*Aim of the exercise*:
Word for word, transcribe the lines below and drop the pictures.

##### Given records

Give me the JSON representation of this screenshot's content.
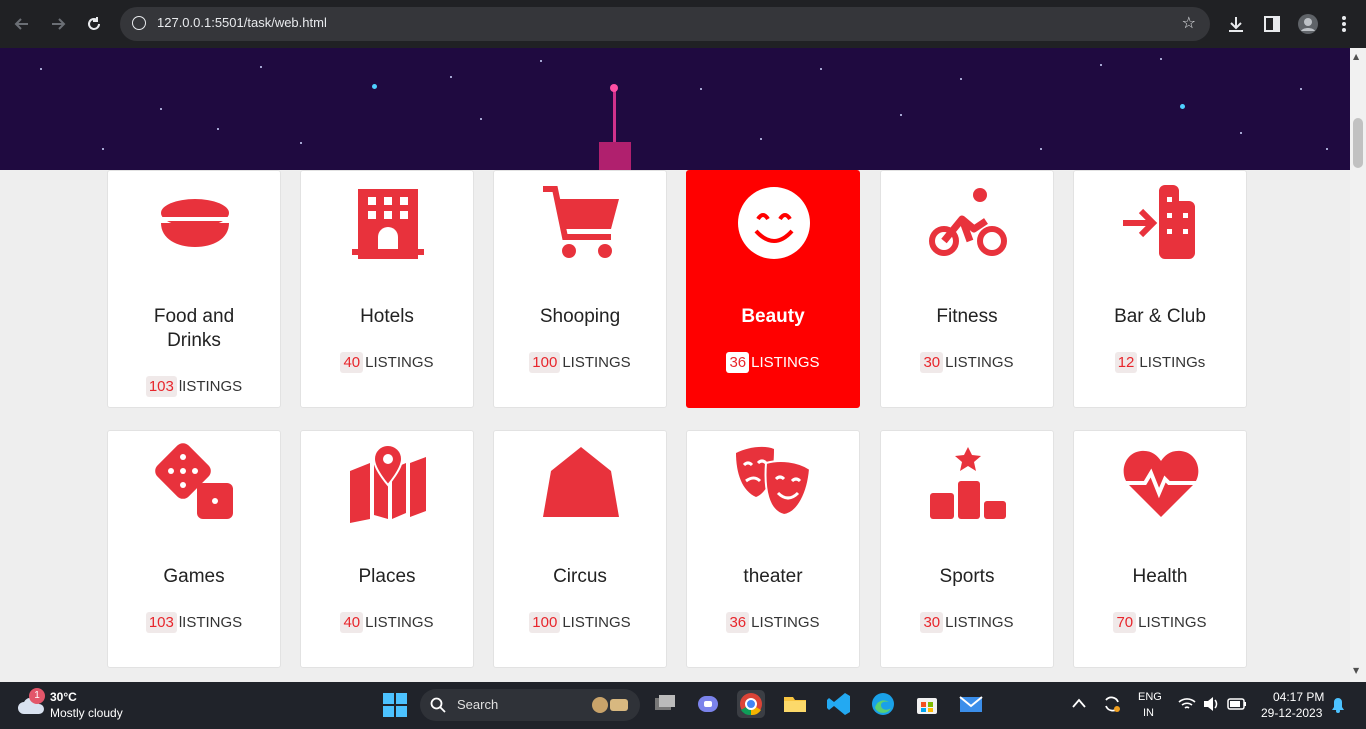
{
  "browser": {
    "url": "127.0.0.1:5501/task/web.html"
  },
  "categories_row1": [
    {
      "title_lines": [
        "Food and",
        "Drinks"
      ],
      "count": "103",
      "label": "lISTINGS",
      "icon": "food-bowl-icon",
      "active": false
    },
    {
      "title_lines": [
        "Hotels"
      ],
      "count": "40",
      "label": "LISTINGS",
      "icon": "hotel-icon",
      "active": false
    },
    {
      "title_lines": [
        "Shooping"
      ],
      "count": "100",
      "label": "LISTINGS",
      "icon": "shopping-cart-icon",
      "active": false
    },
    {
      "title_lines": [
        "Beauty"
      ],
      "count": "36",
      "label": "LISTINGS",
      "icon": "smile-icon",
      "active": true
    },
    {
      "title_lines": [
        "Fitness"
      ],
      "count": "30",
      "label": "LISTINGS",
      "icon": "bicycle-icon",
      "active": false
    },
    {
      "title_lines": [
        "Bar & Club"
      ],
      "count": "12",
      "label": "LISTINGs",
      "icon": "building-enter-icon",
      "active": false
    }
  ],
  "categories_row2": [
    {
      "title_lines": [
        "Games"
      ],
      "count": "103",
      "label": "lISTINGS",
      "icon": "dice-icon",
      "active": false
    },
    {
      "title_lines": [
        "Places"
      ],
      "count": "40",
      "label": "LISTINGS",
      "icon": "map-pin-icon",
      "active": false
    },
    {
      "title_lines": [
        "Circus"
      ],
      "count": "100",
      "label": "LISTINGS",
      "icon": "tent-icon",
      "active": false
    },
    {
      "title_lines": [
        "theater"
      ],
      "count": "36",
      "label": "LISTINGS",
      "icon": "masks-icon",
      "active": false
    },
    {
      "title_lines": [
        "Sports"
      ],
      "count": "30",
      "label": "LISTINGS",
      "icon": "podium-icon",
      "active": false
    },
    {
      "title_lines": [
        "Health"
      ],
      "count": "70",
      "label": "LISTINGS",
      "icon": "heart-pulse-icon",
      "active": false
    }
  ],
  "colors": {
    "accent": "#e8323c",
    "active_card": "#ff0000",
    "hero_bg": "#1f0a40"
  },
  "taskbar": {
    "weather_badge": "1",
    "temperature": "30°C",
    "weather": "Mostly cloudy",
    "search_placeholder": "Search",
    "lang_top": "ENG",
    "lang_bottom": "IN",
    "time": "04:17 PM",
    "date": "29-12-2023"
  }
}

##########

*Expected answer*:
Give me the JSON representation of this screenshot's content.
{
  "browser": {
    "url": "127.0.0.1:5501/task/web.html"
  },
  "categories_row1": [
    {
      "title_lines": [
        "Food and",
        "Drinks"
      ],
      "count": "103",
      "label": "lISTINGS",
      "icon": "food-bowl-icon",
      "active": false
    },
    {
      "title_lines": [
        "Hotels"
      ],
      "count": "40",
      "label": "LISTINGS",
      "icon": "hotel-icon",
      "active": false
    },
    {
      "title_lines": [
        "Shooping"
      ],
      "count": "100",
      "label": "LISTINGS",
      "icon": "shopping-cart-icon",
      "active": false
    },
    {
      "title_lines": [
        "Beauty"
      ],
      "count": "36",
      "label": "LISTINGS",
      "icon": "smile-icon",
      "active": true
    },
    {
      "title_lines": [
        "Fitness"
      ],
      "count": "30",
      "label": "LISTINGS",
      "icon": "bicycle-icon",
      "active": false
    },
    {
      "title_lines": [
        "Bar & Club"
      ],
      "count": "12",
      "label": "LISTINGs",
      "icon": "building-enter-icon",
      "active": false
    }
  ],
  "categories_row2": [
    {
      "title_lines": [
        "Games"
      ],
      "count": "103",
      "label": "lISTINGS",
      "icon": "dice-icon",
      "active": false
    },
    {
      "title_lines": [
        "Places"
      ],
      "count": "40",
      "label": "LISTINGS",
      "icon": "map-pin-icon",
      "active": false
    },
    {
      "title_lines": [
        "Circus"
      ],
      "count": "100",
      "label": "LISTINGS",
      "icon": "tent-icon",
      "active": false
    },
    {
      "title_lines": [
        "theater"
      ],
      "count": "36",
      "label": "LISTINGS",
      "icon": "masks-icon",
      "active": false
    },
    {
      "title_lines": [
        "Sports"
      ],
      "count": "30",
      "label": "LISTINGS",
      "icon": "podium-icon",
      "active": false
    },
    {
      "title_lines": [
        "Health"
      ],
      "count": "70",
      "label": "LISTINGS",
      "icon": "heart-pulse-icon",
      "active": false
    }
  ],
  "colors": {
    "accent": "#e8323c",
    "active_card": "#ff0000",
    "hero_bg": "#1f0a40"
  },
  "taskbar": {
    "weather_badge": "1",
    "temperature": "30°C",
    "weather": "Mostly cloudy",
    "search_placeholder": "Search",
    "lang_top": "ENG",
    "lang_bottom": "IN",
    "time": "04:17 PM",
    "date": "29-12-2023"
  }
}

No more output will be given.